练习题目: 把下面文章节选里从含有“问题的根源,往往不在数据平台”的那句开始、到“(创建、更新、删除),只有一个服务入口。”为止的这段话，一字不差地照抄下来。

文章节选:

一、问题本质:数据质量问题,根源多在架构
在数据治理实践中,我们常常面临这样的困境:数据质量规则配置了、质量门禁也设了,但数据质量问题依然反复出现------字段为空、格式错误、引用不存在的代码值......团队疲于奔命地"救火",却始终无法根治。
问题的根源,往往不在数据平台,而在于数据产生的源头------应用系统。 应用架构定义了系统的功能模块划分、服务接口、数据交互方式,如果这些设计缺乏对数据入口的系统性约束,脏数据便从源头不断涌入。后续的数据清洗、质量检核,本质上是在为上游的架构缺陷"买单"。
💡 好数据是设计出来的。 在数据进入系统的那一刻就确保其正确性,远比事后花数倍成本去修复更高效。
三种错误模式的架构根源:
| 质量问题类型 | 表象 | 架构根源 |
|---|---|---|
| 一致性 | 同一客户在CRM叫"华为技术",在ERP叫"华为技术有限公司" | 多系统对核心数据同时拥有写权限,缺乏单一数据源约束 |
| 准确性/有效性 | 日期填了"2024/13/01"、手机号填了"123" | 应用架构缺少分层校验设计,从界面到数据库未设防 |
| 有效性/合规性 | 上游系统变更导致数据格式错误,下游批量报错 | 缺少接口契约测试,文档与实现脱节 |
二、从架构层面解决数据质量的三个关键点
2.1 服务化与单一数据源:确保"写操作"的唯一入口
在应用架构(AA)规划中,应识别核心业务能力并将其封装为领域服务 。明确规定:对核心数据的CUD操作(创建、更新、删除),只有一个服务入口。
这对应到我的《以DCMM为标尺,衡量企业数据架构的成熟度》一文中"数据战略 → 数据架构"的思考路径。具体落地方式:
- 写操作集中化:所有对核心主数据(客户、物料、供应商)的写操作,必须通过主数据管理(MDM)服务调用;
- 读操作放开:各业务系统可按需读取;
- 接口契约化:服务接口采用OpenAPI规范,明确定义输入参数校验规则。

数据行:
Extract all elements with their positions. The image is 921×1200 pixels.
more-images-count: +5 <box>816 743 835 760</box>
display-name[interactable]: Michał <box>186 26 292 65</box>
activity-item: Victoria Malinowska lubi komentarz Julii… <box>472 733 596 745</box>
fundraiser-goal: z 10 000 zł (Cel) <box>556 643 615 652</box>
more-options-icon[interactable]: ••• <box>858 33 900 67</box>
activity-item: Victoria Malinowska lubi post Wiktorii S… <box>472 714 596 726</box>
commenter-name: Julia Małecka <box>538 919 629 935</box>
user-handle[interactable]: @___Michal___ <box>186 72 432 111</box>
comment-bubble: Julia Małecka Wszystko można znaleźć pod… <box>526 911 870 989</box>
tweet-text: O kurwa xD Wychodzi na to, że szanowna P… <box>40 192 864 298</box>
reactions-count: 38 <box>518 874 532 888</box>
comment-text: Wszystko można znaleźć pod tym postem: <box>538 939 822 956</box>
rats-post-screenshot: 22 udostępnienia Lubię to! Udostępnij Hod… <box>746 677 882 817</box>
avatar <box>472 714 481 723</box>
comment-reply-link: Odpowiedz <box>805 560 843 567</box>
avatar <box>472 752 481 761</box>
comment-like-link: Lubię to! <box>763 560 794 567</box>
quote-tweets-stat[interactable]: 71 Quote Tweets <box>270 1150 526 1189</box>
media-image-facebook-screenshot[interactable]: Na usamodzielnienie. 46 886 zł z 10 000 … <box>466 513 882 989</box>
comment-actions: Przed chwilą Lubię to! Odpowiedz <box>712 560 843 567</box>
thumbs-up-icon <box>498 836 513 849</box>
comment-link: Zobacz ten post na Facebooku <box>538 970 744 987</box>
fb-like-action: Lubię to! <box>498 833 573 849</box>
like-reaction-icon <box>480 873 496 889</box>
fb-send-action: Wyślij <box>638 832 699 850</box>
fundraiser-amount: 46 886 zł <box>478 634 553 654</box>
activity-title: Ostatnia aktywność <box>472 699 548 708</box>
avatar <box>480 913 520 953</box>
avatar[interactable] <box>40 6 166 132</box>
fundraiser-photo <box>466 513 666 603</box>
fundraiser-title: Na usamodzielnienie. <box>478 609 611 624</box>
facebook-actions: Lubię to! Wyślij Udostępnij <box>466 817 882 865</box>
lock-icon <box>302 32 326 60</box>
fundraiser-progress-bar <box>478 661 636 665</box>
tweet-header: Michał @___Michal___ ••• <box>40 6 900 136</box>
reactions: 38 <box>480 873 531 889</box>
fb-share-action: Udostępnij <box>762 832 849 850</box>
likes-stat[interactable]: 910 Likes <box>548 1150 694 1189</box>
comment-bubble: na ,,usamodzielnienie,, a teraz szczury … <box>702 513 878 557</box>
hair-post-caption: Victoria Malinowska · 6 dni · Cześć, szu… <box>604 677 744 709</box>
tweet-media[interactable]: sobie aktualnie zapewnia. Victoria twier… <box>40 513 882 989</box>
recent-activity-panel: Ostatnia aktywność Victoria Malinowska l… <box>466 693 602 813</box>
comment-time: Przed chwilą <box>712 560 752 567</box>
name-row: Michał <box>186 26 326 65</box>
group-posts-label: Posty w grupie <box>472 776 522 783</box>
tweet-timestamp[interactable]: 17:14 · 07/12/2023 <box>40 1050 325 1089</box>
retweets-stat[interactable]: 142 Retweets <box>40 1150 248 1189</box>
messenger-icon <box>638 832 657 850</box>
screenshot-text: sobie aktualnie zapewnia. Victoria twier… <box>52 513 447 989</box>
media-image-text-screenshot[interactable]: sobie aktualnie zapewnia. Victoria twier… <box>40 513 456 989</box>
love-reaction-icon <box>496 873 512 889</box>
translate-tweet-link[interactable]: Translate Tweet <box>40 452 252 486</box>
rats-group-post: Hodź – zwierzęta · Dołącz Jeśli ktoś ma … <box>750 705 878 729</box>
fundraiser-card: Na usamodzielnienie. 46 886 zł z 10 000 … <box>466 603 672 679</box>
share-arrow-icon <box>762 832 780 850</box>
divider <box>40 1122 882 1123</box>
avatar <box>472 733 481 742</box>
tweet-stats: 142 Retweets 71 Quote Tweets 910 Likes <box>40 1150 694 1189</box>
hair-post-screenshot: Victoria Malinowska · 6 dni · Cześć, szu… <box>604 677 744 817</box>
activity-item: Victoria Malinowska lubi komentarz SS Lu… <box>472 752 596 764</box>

参考答案:
问题的根源,往往不在数据平台,而在于数据产生的源头------应用系统。 应用架构定义了系统的功能模块划分、服务接口、数据交互方式,如果这些设计缺乏对数据入口的系统性约束,脏数据便从源头不断涌入。后续的数据清洗、质量检核,本质上是在为上游的架构缺陷"买单"。
💡 好数据是设计出来的。 在数据进入系统的那一刻就确保其正确性,远比事后花数倍成本去修复更高效。
三种错误模式的架构根源:
| 质量问题类型 | 表象 | 架构根源 |
|---|---|---|
| 一致性 | 同一客户在CRM叫"华为技术",在ERP叫"华为技术有限公司" | 多系统对核心数据同时拥有写权限,缺乏单一数据源约束 |
| 准确性/有效性 | 日期填了"2024/13/01"、手机号填了"123" | 应用架构缺少分层校验设计,从界面到数据库未设防 |
| 有效性/合规性 | 上游系统变更导致数据格式错误,下游批量报错 | 缺少接口契约测试,文档与实现脱节 |
二、从架构层面解决数据质量的三个关键点
2.1 服务化与单一数据源:确保"写操作"的唯一入口
在应用架构(AA)规划中,应识别核心业务能力并将其封装为领域服务 。明确规定:对核心数据的CUD操作(创建、更新、删除),只有一个服务入口。